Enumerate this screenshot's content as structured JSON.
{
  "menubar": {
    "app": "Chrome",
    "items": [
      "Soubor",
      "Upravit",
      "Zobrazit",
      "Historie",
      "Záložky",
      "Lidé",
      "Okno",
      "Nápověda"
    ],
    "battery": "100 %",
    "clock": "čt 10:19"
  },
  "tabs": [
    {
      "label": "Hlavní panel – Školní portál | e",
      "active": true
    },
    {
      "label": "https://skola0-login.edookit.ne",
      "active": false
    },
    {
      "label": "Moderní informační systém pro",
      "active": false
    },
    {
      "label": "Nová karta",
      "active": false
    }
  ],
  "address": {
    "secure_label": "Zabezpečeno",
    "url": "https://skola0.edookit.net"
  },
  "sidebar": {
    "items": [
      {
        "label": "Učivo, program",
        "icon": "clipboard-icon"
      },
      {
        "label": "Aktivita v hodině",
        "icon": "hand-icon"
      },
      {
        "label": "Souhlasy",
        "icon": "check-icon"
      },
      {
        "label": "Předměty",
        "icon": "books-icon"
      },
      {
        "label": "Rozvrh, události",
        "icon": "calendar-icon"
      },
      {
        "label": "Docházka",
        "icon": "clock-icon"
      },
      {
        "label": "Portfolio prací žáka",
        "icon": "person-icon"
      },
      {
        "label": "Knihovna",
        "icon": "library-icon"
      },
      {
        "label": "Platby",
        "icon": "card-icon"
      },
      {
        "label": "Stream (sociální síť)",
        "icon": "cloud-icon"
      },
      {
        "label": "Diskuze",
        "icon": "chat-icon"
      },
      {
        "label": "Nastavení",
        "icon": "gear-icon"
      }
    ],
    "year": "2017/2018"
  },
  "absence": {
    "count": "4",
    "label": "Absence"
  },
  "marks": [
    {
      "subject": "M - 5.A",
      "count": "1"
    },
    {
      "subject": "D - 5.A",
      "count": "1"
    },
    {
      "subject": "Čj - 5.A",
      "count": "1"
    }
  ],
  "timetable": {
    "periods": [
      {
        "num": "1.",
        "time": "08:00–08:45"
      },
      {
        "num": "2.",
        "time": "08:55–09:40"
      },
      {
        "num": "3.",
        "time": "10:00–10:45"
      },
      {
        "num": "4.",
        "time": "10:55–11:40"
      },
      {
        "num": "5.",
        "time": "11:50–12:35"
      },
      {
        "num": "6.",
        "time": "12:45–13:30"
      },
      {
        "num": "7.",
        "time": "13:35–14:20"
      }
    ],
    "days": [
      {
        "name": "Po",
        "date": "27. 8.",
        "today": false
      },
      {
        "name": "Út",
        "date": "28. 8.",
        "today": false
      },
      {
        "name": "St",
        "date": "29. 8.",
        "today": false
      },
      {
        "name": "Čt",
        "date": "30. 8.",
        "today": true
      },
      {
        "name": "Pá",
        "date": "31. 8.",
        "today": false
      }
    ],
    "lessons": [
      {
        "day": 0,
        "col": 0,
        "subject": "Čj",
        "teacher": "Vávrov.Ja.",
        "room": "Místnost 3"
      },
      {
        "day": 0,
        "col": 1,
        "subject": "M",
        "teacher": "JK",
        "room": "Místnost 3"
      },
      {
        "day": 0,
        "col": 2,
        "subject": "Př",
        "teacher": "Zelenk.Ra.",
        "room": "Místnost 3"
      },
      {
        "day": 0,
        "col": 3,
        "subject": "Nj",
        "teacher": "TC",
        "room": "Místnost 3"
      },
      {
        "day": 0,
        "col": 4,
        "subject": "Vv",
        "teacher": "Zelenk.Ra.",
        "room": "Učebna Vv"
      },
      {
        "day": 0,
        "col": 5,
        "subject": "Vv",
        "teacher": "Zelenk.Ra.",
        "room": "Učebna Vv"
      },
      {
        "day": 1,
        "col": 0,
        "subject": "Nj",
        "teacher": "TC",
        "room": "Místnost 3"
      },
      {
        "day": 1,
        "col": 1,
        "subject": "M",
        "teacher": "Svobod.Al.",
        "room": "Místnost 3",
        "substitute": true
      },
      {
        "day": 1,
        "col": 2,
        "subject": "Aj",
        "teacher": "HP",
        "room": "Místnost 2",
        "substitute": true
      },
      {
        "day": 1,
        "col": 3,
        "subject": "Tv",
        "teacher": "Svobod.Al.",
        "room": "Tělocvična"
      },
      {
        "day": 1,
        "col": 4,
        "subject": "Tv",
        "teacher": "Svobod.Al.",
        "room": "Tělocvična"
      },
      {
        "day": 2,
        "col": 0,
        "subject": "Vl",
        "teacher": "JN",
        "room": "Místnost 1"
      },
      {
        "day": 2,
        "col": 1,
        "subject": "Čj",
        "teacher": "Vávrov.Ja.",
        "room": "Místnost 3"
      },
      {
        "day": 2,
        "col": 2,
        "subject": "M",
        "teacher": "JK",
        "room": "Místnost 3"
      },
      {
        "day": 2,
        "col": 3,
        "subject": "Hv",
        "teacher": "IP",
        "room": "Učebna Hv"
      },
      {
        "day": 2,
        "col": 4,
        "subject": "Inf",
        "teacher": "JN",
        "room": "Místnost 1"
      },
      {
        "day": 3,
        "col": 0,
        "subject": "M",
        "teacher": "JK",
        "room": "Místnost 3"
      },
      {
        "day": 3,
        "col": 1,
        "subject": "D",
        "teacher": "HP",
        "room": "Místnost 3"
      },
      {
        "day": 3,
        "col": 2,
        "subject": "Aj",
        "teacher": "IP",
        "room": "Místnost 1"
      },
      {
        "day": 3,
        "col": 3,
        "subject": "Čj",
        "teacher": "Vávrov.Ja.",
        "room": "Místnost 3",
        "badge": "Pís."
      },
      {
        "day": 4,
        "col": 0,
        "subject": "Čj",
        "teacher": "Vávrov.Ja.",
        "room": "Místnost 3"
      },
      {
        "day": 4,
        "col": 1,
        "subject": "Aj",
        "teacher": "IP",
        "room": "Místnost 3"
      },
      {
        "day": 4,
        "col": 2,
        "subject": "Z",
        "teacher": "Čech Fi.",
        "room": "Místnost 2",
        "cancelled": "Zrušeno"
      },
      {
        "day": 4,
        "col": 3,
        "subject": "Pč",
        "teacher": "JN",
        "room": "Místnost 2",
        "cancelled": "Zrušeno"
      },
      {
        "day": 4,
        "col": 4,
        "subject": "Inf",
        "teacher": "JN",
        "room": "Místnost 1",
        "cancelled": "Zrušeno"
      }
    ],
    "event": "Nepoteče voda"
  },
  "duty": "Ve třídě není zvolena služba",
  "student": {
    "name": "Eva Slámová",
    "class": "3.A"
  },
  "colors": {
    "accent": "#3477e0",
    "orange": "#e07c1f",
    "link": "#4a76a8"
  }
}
--------------------
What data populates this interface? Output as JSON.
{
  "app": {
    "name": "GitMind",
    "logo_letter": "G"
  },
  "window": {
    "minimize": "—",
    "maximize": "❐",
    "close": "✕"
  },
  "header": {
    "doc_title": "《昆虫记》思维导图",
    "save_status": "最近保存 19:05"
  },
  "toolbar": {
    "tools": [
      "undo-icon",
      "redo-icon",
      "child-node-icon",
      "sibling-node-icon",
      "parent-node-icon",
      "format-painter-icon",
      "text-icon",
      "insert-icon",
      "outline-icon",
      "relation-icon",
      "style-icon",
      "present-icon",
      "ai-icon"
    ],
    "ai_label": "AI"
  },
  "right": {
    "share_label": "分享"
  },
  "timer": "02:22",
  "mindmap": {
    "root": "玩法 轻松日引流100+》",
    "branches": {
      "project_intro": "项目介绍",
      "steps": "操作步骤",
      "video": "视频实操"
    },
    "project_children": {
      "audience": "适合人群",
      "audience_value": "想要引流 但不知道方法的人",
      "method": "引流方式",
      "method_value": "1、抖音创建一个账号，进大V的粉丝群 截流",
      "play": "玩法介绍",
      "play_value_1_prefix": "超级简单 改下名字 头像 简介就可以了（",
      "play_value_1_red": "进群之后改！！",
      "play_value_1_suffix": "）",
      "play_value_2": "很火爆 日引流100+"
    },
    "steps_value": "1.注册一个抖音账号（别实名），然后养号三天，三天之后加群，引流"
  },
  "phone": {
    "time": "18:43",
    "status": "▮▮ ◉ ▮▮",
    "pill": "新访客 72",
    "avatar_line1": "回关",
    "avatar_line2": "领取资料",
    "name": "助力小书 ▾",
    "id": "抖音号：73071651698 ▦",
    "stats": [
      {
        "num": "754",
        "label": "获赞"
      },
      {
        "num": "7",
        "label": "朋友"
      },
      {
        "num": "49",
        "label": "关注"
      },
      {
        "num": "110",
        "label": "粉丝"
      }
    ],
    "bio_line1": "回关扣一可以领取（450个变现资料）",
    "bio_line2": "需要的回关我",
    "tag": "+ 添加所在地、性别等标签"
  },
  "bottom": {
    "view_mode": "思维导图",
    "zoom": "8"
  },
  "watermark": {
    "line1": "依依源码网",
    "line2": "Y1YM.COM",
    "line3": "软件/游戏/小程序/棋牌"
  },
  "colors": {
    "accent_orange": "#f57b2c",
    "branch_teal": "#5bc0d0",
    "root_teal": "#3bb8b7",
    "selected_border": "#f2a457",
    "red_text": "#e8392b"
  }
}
--------------------
Return the lines of the records that include the string "edookit".

      "label": "https://skola0-login.edookit.ne",
    "url": "https://skola0.edookit.net"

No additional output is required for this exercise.